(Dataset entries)
§

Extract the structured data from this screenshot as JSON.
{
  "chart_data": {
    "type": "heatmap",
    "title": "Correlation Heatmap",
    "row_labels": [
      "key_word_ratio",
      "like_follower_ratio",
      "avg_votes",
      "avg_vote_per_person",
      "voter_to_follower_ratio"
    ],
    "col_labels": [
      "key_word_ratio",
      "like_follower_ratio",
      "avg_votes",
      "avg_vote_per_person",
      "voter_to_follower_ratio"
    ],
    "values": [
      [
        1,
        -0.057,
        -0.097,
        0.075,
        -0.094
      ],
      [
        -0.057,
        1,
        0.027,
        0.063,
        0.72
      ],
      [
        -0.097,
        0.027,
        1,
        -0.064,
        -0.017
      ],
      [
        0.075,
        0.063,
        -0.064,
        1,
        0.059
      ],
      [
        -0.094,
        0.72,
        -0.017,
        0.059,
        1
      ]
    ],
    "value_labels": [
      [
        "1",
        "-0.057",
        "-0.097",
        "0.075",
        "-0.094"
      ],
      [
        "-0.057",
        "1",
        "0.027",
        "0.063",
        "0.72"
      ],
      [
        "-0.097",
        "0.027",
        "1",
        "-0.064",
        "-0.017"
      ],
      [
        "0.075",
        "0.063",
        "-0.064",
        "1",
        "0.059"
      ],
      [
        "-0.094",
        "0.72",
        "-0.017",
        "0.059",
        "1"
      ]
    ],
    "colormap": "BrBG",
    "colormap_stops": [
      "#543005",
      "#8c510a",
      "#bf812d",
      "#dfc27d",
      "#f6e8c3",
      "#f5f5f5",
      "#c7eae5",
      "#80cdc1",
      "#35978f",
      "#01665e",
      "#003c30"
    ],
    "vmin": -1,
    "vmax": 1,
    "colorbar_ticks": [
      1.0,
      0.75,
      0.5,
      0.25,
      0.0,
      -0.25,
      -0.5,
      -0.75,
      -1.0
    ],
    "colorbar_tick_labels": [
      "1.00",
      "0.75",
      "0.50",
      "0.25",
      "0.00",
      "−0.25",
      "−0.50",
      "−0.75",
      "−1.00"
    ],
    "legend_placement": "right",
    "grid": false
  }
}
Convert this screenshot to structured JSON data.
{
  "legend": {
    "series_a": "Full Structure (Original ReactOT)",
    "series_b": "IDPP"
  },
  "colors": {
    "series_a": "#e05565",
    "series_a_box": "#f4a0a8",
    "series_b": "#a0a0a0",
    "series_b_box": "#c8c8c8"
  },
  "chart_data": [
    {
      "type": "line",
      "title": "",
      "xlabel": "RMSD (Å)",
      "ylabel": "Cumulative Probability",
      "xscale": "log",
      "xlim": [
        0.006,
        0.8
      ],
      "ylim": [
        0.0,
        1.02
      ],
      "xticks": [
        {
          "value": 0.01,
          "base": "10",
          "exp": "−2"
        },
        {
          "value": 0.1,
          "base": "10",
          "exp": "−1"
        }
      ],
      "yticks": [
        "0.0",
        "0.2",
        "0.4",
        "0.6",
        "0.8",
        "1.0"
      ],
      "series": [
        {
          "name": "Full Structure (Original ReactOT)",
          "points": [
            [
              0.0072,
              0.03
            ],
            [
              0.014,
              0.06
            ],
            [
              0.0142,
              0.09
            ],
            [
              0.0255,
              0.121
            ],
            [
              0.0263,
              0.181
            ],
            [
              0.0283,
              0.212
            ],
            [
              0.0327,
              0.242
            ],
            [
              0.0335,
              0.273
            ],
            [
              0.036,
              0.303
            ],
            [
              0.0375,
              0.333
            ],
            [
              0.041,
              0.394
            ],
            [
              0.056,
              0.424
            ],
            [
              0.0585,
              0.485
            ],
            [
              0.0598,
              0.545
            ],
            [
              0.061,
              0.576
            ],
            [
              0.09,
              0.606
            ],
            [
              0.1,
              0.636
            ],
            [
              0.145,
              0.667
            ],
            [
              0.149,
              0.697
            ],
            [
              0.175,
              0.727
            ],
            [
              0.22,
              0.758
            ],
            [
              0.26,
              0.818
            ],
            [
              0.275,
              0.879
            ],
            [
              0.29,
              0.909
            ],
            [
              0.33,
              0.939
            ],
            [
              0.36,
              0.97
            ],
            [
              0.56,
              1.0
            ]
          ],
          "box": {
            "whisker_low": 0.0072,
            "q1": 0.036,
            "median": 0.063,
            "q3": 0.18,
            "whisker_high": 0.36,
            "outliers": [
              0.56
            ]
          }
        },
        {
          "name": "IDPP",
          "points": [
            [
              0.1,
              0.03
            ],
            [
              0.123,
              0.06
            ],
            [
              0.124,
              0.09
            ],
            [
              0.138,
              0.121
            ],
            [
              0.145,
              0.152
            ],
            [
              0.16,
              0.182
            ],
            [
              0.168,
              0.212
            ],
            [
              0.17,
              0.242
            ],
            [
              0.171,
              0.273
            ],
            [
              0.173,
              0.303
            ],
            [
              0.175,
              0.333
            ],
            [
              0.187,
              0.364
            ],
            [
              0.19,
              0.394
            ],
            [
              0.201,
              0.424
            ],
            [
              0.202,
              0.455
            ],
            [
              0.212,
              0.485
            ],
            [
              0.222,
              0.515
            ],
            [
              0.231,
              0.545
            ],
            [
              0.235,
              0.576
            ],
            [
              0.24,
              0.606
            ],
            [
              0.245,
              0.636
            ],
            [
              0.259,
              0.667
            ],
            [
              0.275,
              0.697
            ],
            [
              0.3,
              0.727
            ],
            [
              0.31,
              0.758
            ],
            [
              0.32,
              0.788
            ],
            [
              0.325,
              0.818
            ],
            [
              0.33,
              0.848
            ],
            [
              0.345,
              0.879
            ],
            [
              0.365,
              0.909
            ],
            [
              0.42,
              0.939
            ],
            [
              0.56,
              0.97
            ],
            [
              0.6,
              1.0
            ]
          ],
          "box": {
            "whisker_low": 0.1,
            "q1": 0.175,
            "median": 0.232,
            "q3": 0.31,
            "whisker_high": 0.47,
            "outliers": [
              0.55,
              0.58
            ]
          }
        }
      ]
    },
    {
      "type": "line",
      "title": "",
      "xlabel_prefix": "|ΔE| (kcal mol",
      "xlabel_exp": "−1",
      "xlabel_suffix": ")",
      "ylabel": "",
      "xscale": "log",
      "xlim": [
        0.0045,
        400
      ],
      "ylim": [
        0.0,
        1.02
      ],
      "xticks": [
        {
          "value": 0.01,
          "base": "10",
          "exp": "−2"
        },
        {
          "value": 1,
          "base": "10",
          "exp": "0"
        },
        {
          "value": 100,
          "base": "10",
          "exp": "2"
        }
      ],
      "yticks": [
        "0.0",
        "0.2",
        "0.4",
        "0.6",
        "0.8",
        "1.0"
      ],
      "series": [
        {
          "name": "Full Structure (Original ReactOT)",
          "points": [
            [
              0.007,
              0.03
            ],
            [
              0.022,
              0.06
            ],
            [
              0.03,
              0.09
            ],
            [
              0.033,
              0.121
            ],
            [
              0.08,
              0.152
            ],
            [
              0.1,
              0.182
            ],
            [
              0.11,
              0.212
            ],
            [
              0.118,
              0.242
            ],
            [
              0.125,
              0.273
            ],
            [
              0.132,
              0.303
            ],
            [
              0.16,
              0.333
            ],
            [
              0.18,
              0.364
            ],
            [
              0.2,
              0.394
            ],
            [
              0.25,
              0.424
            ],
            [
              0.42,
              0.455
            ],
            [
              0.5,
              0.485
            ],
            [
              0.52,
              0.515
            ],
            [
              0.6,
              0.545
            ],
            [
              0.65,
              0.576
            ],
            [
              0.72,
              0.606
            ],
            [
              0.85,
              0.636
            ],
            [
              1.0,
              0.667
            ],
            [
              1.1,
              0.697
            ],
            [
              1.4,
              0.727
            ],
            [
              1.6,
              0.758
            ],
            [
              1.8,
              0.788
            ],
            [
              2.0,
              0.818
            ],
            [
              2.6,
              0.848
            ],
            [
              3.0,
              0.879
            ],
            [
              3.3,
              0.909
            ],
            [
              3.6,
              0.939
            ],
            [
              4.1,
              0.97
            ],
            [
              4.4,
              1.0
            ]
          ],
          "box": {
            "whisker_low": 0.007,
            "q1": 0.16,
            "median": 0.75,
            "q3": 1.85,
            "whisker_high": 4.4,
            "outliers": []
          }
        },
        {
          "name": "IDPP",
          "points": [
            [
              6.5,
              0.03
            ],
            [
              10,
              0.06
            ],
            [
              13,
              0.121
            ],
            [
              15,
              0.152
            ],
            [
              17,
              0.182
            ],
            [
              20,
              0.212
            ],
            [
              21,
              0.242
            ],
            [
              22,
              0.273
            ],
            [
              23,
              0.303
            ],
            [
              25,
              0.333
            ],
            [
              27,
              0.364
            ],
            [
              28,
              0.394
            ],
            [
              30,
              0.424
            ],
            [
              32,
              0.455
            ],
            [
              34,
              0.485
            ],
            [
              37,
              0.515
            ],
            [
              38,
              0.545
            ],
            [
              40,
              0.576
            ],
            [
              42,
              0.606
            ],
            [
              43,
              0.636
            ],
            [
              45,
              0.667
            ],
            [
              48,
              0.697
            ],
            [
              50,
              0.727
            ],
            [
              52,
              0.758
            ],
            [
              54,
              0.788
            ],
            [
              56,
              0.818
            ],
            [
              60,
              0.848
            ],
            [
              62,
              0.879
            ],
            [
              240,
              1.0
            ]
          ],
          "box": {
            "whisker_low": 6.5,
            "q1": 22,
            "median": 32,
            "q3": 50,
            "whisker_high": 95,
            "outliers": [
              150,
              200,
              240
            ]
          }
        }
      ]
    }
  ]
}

§

• **EXERCISE PROMPT**
Using the listing above, show each line holding the string "JSON".

• **PROBLEM SOLUTION**
Extract the structured data from this screenshot as JSON.
Convert this screenshot to structured JSON data.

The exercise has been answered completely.